* _Prompt_
Count every line in the data below where "ylabel" occurs, then state that number and nothing more.

____________________

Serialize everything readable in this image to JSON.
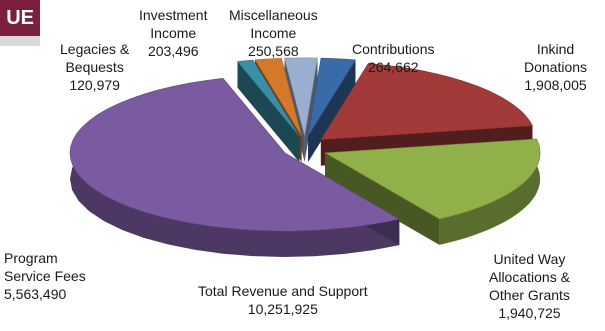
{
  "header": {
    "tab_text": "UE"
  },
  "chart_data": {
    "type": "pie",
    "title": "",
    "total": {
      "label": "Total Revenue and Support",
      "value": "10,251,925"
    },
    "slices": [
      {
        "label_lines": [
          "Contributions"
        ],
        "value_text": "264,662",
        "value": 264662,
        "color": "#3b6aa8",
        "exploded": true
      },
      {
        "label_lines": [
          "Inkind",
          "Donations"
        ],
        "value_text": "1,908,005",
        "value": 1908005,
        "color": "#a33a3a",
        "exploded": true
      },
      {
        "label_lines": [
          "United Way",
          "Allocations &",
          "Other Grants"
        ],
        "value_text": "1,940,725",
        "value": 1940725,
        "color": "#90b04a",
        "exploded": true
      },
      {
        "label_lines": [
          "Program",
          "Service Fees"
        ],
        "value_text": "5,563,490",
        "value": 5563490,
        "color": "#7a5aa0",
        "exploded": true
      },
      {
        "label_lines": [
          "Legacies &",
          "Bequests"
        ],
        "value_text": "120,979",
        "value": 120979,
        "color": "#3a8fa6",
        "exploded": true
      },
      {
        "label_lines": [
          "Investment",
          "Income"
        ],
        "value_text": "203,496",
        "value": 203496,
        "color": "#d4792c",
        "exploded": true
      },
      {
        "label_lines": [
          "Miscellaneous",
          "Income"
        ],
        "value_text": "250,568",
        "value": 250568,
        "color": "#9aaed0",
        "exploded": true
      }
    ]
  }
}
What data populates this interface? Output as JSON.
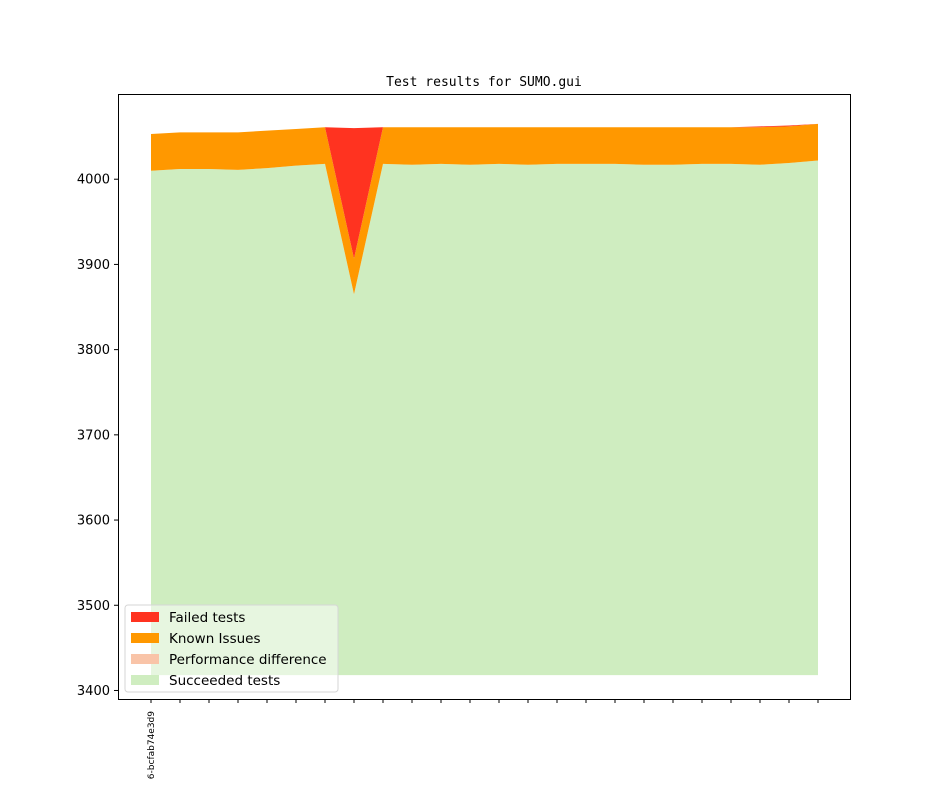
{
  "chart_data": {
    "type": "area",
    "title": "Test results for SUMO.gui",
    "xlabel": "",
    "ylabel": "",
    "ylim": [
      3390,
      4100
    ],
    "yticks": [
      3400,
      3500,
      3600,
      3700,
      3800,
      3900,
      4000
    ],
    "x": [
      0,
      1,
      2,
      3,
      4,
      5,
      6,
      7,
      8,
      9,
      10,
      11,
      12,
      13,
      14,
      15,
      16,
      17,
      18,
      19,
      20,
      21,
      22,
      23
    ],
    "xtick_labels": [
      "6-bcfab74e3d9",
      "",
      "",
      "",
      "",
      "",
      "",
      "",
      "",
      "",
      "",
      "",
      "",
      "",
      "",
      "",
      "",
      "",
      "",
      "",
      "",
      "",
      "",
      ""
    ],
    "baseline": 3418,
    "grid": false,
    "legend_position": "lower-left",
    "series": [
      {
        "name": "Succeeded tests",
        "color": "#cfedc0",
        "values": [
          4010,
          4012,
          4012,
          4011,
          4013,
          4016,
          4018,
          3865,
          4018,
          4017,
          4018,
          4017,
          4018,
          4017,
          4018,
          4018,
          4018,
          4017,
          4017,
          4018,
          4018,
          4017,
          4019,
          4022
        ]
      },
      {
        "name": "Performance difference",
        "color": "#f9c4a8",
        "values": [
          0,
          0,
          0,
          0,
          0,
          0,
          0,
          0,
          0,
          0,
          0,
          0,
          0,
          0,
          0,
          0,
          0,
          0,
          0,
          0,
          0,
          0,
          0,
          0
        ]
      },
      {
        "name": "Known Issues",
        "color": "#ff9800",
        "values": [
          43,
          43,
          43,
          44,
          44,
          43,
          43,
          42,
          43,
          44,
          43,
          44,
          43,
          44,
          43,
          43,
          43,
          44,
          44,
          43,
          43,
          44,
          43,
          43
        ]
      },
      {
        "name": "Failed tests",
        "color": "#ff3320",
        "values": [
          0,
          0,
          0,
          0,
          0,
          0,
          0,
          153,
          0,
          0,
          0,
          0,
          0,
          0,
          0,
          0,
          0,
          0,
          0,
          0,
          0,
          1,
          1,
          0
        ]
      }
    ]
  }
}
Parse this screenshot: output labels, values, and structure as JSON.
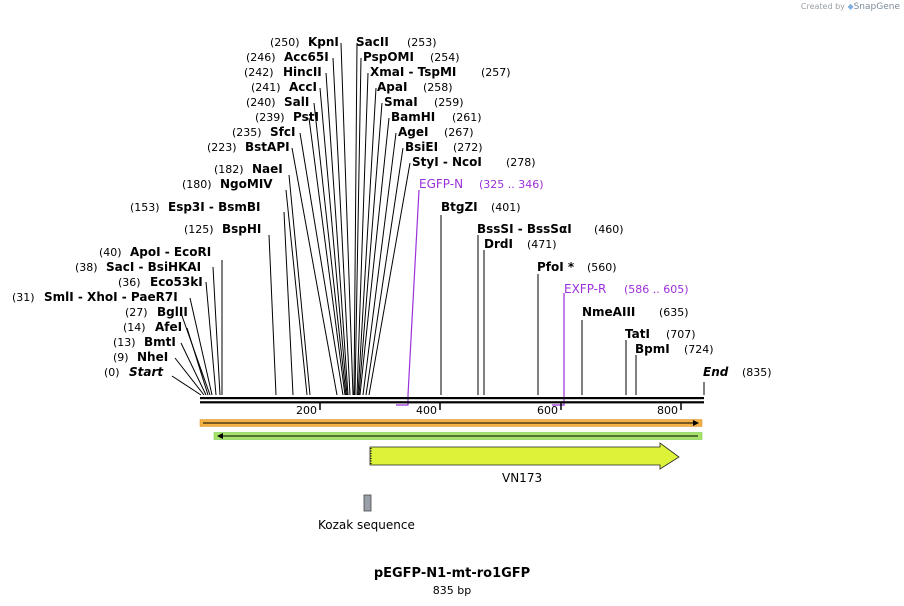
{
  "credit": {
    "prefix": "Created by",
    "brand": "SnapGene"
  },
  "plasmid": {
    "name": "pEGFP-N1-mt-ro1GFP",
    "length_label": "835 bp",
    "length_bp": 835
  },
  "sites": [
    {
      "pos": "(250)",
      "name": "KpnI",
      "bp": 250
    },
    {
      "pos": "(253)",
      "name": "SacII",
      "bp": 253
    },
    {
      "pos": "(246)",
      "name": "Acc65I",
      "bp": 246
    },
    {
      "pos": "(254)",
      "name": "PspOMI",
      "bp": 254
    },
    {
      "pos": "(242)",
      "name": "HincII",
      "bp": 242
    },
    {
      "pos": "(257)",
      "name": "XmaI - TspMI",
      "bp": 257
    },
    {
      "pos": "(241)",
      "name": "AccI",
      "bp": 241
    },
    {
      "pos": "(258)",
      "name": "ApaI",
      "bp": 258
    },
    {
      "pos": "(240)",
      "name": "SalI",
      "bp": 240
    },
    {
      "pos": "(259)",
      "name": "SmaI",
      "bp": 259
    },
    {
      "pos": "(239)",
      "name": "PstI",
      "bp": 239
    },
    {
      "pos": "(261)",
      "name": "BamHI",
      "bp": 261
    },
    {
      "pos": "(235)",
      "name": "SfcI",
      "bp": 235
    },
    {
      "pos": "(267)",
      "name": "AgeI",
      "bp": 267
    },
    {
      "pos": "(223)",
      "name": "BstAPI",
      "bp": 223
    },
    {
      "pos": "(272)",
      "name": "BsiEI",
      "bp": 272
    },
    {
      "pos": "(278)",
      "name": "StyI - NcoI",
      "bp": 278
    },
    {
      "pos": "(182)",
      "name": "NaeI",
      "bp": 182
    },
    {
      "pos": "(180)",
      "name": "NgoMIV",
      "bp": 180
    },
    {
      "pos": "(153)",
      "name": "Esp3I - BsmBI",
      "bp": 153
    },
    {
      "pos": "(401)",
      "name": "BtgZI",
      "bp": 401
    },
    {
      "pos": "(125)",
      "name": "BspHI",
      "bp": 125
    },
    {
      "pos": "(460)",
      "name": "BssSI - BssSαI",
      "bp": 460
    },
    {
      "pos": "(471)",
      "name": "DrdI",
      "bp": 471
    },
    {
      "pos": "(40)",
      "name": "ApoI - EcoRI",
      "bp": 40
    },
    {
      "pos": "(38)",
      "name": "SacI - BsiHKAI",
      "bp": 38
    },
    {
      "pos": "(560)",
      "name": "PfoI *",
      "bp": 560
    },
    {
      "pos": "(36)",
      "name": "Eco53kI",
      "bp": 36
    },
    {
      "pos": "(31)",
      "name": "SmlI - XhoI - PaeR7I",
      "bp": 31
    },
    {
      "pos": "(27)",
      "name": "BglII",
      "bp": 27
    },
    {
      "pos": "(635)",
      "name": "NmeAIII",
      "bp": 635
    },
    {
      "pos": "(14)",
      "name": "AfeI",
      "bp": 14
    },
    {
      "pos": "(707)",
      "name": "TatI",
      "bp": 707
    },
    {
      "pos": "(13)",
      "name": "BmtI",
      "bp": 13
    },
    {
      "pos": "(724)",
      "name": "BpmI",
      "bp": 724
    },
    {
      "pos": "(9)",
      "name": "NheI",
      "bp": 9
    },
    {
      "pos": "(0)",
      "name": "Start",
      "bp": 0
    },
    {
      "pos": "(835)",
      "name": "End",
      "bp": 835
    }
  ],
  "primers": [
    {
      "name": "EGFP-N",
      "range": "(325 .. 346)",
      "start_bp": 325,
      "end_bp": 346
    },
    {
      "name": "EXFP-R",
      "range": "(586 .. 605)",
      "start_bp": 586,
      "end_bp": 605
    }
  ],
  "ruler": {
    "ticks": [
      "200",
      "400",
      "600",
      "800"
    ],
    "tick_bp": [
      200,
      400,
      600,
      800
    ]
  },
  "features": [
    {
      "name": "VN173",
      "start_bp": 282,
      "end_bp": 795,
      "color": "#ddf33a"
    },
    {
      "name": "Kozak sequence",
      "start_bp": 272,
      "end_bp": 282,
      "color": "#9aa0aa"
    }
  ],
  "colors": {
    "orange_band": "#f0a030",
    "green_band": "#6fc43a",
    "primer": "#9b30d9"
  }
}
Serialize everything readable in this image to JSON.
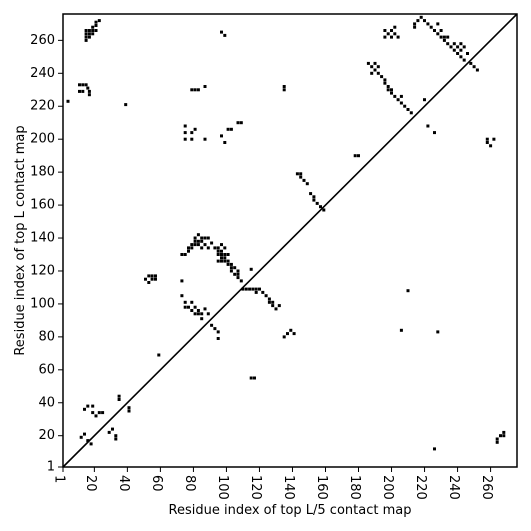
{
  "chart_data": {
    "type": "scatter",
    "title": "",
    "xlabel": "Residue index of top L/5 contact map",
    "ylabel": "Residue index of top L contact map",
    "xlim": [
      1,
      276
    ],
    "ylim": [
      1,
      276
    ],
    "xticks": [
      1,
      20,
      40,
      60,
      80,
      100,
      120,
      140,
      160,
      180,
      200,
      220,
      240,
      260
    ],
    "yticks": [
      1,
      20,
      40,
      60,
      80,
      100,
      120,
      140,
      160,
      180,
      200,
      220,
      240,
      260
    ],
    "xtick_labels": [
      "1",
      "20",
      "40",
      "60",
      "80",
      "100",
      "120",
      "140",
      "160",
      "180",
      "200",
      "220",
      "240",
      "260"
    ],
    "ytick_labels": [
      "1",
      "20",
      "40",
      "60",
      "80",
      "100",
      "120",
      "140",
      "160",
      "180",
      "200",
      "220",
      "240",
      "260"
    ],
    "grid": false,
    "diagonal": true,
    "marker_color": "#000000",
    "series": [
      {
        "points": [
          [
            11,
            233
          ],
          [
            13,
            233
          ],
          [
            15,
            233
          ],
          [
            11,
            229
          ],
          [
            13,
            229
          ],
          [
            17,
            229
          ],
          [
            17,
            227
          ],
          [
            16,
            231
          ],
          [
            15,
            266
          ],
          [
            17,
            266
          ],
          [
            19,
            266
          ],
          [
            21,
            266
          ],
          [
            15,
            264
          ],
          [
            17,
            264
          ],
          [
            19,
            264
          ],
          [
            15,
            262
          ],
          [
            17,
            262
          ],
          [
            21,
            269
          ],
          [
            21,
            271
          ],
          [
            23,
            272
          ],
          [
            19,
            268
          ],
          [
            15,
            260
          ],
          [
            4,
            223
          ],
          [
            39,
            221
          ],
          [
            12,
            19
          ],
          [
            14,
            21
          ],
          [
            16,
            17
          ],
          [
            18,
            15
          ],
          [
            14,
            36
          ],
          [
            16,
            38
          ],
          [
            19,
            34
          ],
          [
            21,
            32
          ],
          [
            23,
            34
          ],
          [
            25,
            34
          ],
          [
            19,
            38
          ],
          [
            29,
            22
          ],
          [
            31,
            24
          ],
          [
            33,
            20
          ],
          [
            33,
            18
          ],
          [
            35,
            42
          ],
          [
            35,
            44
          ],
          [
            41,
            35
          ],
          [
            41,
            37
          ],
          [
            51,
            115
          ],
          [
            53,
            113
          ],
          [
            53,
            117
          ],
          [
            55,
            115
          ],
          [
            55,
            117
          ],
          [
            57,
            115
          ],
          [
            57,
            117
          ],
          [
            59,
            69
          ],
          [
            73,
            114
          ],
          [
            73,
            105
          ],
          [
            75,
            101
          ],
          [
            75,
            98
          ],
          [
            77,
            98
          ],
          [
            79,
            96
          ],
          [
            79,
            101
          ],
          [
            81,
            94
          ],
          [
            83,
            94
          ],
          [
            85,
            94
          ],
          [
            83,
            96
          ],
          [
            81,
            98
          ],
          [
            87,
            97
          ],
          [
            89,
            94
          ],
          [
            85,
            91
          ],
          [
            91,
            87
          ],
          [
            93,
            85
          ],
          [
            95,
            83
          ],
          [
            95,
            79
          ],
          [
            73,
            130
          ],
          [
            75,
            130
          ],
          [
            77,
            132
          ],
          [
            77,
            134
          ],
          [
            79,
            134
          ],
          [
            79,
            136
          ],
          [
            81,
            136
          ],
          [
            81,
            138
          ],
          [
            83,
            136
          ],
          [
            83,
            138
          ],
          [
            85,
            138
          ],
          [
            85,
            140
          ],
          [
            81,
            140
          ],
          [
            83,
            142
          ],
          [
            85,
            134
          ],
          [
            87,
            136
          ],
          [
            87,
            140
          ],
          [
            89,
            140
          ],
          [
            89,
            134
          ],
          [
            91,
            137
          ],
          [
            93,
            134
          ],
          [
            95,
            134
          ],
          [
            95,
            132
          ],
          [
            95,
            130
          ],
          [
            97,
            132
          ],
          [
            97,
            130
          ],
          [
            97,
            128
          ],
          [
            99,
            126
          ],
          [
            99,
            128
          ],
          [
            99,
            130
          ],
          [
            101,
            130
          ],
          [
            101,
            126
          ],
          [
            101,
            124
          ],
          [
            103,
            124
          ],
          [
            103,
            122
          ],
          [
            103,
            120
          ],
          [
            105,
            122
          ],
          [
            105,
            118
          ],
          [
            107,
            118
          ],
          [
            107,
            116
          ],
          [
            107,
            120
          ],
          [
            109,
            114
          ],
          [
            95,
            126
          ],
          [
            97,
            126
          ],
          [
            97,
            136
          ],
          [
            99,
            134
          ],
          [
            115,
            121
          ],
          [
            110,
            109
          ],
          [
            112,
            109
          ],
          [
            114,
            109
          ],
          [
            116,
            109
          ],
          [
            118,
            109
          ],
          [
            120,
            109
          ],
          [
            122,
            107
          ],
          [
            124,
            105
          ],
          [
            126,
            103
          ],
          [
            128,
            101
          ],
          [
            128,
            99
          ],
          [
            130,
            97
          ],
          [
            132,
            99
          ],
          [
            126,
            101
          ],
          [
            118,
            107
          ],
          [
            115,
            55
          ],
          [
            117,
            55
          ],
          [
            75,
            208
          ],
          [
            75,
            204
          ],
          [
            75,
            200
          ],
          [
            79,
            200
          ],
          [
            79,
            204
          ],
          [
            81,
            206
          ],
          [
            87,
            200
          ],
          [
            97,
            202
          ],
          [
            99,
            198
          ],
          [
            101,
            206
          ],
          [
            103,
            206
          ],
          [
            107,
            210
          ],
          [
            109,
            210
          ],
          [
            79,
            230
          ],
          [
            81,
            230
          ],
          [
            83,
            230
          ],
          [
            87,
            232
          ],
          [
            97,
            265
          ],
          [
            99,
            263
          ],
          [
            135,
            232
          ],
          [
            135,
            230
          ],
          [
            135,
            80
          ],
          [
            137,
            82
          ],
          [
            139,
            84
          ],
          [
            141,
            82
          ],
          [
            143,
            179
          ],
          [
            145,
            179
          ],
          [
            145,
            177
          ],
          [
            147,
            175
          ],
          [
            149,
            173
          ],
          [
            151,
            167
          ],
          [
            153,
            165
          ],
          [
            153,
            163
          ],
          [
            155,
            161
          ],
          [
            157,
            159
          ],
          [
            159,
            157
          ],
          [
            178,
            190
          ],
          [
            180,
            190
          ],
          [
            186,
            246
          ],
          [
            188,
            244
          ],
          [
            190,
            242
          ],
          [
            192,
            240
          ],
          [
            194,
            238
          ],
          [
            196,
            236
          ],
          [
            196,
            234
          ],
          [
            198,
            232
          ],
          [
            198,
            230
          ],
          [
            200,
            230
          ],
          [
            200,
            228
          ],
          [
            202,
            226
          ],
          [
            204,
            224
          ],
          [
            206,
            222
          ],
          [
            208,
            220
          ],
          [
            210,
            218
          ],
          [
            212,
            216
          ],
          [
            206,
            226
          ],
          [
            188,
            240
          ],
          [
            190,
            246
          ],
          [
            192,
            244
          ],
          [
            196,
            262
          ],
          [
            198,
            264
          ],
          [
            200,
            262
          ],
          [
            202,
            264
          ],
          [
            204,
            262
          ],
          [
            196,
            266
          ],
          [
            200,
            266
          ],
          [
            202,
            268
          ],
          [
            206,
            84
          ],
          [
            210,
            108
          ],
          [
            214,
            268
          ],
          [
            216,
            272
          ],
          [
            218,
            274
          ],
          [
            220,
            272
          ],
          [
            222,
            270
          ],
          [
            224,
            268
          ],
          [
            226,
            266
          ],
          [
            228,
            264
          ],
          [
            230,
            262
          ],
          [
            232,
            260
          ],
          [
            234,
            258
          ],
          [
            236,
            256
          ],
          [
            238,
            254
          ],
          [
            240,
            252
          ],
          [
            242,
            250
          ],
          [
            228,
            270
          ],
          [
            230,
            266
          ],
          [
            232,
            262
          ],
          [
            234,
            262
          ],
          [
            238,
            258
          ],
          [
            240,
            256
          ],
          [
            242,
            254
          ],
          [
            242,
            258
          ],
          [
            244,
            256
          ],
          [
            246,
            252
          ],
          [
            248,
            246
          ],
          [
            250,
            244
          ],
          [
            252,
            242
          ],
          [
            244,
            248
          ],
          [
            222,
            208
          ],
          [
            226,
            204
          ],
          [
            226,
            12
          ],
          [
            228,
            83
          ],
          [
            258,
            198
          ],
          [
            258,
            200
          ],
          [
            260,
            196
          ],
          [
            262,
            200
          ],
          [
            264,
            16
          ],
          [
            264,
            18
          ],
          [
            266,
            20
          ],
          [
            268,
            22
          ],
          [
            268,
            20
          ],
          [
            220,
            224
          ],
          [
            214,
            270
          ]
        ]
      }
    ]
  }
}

____________________

* _Response to the task_
2